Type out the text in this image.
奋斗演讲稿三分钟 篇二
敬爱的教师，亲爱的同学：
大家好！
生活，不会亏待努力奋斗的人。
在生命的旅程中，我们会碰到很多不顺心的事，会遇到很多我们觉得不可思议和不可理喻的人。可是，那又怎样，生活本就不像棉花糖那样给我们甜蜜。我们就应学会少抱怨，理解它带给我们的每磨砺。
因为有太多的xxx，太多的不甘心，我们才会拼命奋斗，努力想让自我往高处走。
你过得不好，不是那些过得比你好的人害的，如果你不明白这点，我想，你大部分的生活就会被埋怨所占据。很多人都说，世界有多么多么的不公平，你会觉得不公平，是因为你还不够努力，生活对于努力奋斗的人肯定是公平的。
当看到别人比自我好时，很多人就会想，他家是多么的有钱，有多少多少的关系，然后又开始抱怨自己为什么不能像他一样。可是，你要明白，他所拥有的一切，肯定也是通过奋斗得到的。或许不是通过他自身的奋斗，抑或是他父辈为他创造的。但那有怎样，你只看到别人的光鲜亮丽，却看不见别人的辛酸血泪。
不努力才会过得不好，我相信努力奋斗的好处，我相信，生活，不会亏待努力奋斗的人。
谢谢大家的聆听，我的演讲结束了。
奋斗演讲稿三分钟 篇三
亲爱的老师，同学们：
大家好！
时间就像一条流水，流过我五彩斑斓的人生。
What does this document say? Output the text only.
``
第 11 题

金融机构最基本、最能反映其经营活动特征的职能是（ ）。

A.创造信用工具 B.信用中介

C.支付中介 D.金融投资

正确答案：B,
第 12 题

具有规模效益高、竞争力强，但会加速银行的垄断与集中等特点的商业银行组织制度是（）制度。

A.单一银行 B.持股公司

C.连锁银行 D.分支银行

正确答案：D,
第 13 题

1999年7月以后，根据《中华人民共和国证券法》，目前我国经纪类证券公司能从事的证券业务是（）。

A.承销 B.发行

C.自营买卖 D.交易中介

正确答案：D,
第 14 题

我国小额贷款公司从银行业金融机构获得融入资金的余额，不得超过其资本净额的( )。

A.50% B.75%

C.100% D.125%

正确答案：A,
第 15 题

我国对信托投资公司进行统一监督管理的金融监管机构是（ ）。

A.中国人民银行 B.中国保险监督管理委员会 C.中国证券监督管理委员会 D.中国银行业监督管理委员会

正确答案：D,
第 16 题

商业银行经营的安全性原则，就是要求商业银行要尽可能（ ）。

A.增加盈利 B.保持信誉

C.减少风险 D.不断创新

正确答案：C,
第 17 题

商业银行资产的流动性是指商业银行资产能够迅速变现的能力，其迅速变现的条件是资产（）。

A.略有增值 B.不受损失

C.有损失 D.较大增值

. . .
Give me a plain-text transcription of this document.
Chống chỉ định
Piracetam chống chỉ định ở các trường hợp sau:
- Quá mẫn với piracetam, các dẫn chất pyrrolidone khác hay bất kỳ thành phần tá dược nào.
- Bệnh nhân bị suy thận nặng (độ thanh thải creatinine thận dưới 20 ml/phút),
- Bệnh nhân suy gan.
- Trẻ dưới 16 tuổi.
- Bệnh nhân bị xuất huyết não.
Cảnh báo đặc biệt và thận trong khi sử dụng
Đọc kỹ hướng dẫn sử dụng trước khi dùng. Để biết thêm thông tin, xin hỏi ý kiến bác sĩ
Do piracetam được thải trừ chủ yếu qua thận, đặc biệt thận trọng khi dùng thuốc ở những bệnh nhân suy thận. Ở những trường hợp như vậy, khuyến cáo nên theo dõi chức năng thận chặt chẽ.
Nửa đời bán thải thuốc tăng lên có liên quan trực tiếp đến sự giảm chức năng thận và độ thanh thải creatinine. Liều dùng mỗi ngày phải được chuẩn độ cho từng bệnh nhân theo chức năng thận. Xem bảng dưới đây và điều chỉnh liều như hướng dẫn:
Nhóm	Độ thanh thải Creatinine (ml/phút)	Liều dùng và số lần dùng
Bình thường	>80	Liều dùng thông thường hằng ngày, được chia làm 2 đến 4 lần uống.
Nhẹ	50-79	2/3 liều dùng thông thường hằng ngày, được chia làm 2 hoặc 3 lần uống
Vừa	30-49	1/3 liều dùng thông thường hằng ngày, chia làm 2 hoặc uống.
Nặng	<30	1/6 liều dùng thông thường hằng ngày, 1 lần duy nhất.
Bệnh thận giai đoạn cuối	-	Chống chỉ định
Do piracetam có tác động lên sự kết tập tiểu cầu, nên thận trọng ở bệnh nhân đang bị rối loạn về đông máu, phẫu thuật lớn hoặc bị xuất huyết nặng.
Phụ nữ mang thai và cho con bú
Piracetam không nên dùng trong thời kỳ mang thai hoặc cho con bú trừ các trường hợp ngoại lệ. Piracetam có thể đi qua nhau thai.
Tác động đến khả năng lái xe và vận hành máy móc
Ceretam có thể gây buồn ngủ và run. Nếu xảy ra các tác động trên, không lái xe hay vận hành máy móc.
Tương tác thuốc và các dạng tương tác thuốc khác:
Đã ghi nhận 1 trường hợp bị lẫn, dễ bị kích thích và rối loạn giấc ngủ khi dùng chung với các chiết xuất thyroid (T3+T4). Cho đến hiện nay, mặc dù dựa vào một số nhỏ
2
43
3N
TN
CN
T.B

__The problem__
Collect every line from the records above that contains the word "thai".

__Worked solution__
Phụ nữ mang thai và cho con bú
Piracetam không nên dùng trong thời kỳ mang thai hoặc cho con bú trừ các trường hợp ngoại lệ. Piracetam có thể đi qua nhau thai.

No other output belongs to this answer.